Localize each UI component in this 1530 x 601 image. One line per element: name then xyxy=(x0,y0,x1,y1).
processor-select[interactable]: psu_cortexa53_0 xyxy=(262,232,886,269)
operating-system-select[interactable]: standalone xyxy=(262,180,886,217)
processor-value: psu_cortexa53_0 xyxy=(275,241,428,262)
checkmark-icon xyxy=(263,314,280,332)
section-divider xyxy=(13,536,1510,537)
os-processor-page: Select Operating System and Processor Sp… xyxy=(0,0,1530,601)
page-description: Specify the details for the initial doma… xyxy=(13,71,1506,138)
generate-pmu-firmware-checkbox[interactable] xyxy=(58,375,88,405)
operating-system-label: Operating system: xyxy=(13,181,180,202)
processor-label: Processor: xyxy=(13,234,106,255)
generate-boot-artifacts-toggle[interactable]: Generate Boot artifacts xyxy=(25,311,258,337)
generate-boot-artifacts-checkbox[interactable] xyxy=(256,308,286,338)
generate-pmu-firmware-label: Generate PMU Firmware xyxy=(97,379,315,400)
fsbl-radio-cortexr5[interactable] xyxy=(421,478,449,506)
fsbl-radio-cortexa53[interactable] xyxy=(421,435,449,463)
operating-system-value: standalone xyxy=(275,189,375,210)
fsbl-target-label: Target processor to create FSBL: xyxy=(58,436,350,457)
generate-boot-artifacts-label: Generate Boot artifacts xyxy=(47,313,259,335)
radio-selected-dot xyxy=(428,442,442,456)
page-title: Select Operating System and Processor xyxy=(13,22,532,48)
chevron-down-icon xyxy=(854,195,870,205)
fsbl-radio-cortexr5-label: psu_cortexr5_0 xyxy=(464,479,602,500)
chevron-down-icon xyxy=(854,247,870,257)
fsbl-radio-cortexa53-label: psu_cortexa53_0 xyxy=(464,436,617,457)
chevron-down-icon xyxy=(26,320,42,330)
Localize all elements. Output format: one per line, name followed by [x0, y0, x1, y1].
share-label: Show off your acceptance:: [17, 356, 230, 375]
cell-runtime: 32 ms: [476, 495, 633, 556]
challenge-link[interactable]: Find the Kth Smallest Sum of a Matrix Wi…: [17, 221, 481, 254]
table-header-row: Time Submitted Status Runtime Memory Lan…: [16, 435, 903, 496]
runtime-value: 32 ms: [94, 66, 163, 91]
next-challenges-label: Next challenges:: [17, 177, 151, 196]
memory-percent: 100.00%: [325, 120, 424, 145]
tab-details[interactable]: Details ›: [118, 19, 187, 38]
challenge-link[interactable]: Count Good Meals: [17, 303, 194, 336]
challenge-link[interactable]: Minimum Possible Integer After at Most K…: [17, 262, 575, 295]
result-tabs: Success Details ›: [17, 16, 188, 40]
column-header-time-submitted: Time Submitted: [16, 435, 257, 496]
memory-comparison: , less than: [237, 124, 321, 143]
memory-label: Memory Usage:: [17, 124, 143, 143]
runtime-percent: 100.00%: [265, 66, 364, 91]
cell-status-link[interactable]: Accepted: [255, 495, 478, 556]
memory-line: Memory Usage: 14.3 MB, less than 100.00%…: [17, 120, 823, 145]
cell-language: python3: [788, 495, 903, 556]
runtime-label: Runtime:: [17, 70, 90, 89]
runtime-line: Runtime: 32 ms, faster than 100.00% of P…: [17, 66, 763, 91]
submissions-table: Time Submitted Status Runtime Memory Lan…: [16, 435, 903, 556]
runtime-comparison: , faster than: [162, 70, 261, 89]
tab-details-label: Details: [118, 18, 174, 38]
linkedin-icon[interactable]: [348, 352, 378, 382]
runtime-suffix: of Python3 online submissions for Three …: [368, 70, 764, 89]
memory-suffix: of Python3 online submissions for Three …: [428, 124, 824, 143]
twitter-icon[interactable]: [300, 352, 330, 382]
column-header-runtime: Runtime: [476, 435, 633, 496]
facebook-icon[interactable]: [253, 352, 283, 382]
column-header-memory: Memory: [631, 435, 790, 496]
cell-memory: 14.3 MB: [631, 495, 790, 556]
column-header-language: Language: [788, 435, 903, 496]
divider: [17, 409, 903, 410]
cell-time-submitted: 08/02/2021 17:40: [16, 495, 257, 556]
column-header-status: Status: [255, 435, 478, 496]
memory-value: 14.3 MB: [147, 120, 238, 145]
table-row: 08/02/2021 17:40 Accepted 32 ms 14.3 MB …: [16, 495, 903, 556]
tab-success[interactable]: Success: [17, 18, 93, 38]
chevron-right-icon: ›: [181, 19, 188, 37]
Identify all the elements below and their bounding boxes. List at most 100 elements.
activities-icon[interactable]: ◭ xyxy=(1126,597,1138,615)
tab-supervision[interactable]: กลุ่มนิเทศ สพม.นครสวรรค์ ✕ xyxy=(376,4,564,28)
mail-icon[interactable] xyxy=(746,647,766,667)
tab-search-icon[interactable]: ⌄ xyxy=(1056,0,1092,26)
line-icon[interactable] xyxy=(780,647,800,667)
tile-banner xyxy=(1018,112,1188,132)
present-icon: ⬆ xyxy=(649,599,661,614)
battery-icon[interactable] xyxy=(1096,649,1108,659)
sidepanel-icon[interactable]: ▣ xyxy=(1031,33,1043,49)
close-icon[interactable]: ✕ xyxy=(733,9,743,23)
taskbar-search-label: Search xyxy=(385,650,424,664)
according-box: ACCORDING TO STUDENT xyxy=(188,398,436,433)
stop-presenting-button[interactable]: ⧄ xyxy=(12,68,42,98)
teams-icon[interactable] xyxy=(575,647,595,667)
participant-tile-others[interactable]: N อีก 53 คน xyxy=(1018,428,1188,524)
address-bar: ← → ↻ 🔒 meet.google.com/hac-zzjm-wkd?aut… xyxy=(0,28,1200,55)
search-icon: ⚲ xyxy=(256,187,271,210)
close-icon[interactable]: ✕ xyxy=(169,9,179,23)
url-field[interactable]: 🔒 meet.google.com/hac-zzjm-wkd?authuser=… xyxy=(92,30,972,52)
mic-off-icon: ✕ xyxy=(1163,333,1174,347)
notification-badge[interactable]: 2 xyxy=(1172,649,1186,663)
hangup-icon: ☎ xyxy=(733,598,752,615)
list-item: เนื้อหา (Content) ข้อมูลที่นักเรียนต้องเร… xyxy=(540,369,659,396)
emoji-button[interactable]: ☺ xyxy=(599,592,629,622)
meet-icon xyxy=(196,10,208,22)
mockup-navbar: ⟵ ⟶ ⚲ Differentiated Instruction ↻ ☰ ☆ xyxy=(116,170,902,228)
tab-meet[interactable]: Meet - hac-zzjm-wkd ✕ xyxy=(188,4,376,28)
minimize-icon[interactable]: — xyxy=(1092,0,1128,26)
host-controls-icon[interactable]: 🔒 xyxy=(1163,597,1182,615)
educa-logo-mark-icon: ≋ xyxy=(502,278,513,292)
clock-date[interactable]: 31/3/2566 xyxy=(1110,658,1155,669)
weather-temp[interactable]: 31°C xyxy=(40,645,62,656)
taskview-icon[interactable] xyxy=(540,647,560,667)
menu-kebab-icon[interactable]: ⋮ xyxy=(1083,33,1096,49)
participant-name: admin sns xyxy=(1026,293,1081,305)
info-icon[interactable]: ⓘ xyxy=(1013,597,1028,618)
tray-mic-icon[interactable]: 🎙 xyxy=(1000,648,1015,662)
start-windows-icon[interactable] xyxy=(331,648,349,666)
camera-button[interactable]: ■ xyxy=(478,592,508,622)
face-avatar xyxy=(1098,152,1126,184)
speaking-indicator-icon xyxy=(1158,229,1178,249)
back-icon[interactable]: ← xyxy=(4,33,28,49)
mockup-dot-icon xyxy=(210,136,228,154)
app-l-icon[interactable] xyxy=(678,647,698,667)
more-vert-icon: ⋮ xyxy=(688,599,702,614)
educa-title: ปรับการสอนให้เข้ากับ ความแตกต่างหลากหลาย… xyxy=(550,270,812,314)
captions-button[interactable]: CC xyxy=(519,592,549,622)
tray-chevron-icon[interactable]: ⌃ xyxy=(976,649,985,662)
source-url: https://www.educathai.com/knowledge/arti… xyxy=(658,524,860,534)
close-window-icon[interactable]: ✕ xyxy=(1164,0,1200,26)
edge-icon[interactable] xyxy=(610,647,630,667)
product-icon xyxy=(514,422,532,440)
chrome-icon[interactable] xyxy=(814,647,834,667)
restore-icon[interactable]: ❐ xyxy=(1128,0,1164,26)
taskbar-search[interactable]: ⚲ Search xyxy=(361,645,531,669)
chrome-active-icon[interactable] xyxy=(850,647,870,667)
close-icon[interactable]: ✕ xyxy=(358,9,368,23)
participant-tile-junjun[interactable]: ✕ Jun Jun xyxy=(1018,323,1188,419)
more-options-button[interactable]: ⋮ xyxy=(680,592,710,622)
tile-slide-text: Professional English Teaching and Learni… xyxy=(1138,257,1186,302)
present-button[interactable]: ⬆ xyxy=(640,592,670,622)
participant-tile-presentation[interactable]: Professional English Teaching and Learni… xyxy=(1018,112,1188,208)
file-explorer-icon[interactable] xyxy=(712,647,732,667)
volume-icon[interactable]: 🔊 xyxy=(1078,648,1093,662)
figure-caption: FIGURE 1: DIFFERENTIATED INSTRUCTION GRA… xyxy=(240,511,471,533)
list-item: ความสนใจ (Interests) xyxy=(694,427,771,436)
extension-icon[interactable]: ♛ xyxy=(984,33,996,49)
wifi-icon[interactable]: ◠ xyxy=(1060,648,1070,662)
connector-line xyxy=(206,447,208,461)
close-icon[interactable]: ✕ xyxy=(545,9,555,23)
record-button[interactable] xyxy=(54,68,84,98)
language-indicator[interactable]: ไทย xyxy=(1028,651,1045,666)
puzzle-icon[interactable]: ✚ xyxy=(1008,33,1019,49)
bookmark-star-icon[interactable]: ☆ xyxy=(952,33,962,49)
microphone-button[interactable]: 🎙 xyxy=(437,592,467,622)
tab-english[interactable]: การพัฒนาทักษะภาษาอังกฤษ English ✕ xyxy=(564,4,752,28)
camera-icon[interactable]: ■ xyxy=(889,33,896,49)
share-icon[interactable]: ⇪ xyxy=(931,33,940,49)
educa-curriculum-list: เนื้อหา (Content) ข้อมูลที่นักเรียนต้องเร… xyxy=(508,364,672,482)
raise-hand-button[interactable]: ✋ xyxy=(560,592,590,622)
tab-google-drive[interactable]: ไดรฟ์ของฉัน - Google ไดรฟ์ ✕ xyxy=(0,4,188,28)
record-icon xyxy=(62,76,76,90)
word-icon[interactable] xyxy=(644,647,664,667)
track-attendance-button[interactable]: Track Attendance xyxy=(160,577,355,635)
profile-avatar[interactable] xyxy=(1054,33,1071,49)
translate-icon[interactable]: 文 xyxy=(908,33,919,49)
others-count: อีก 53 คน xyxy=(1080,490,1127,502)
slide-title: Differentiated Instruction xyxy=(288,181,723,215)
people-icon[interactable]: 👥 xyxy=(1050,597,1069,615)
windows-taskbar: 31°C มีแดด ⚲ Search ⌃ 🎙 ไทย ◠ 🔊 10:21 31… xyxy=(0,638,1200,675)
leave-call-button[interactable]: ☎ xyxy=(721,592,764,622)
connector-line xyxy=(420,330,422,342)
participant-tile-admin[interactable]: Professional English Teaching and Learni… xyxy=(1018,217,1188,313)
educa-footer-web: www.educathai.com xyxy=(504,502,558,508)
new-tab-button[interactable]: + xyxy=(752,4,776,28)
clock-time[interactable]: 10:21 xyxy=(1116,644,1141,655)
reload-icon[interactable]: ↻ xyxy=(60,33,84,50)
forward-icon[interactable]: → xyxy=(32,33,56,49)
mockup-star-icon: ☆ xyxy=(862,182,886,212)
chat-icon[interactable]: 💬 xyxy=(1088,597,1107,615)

------------

_THE EXERCISE_
Copy out every line from the start of the lines through the line containing "fsbl-radio-cortexr5-label: psu_cortexr5_0 xyxy=(464,479,602,500)", both ends included, with nothing changed.

_ANSWER FOR THIS EXERCISE_
Localize each UI component in this 1530 x 601 image. One line per element: name then xyxy=(x0,y0,x1,y1).
processor-select[interactable]: psu_cortexa53_0 xyxy=(262,232,886,269)
operating-system-select[interactable]: standalone xyxy=(262,180,886,217)
processor-value: psu_cortexa53_0 xyxy=(275,241,428,262)
checkmark-icon xyxy=(263,314,280,332)
section-divider xyxy=(13,536,1510,537)
os-processor-page: Select Operating System and Processor Sp… xyxy=(0,0,1530,601)
page-description: Specify the details for the initial doma… xyxy=(13,71,1506,138)
generate-pmu-firmware-checkbox[interactable] xyxy=(58,375,88,405)
operating-system-label: Operating system: xyxy=(13,181,180,202)
processor-label: Processor: xyxy=(13,234,106,255)
generate-boot-artifacts-toggle[interactable]: Generate Boot artifacts xyxy=(25,311,258,337)
generate-boot-artifacts-checkbox[interactable] xyxy=(256,308,286,338)
generate-pmu-firmware-label: Generate PMU Firmware xyxy=(97,379,315,400)
fsbl-radio-cortexr5[interactable] xyxy=(421,478,449,506)
fsbl-radio-cortexa53[interactable] xyxy=(421,435,449,463)
operating-system-value: standalone xyxy=(275,189,375,210)
fsbl-target-label: Target processor to create FSBL: xyxy=(58,436,350,457)
generate-boot-artifacts-label: Generate Boot artifacts xyxy=(47,313,259,335)
radio-selected-dot xyxy=(428,442,442,456)
page-title: Select Operating System and Processor xyxy=(13,22,532,48)
chevron-down-icon xyxy=(854,195,870,205)
fsbl-radio-cortexr5-label: psu_cortexr5_0 xyxy=(464,479,602,500)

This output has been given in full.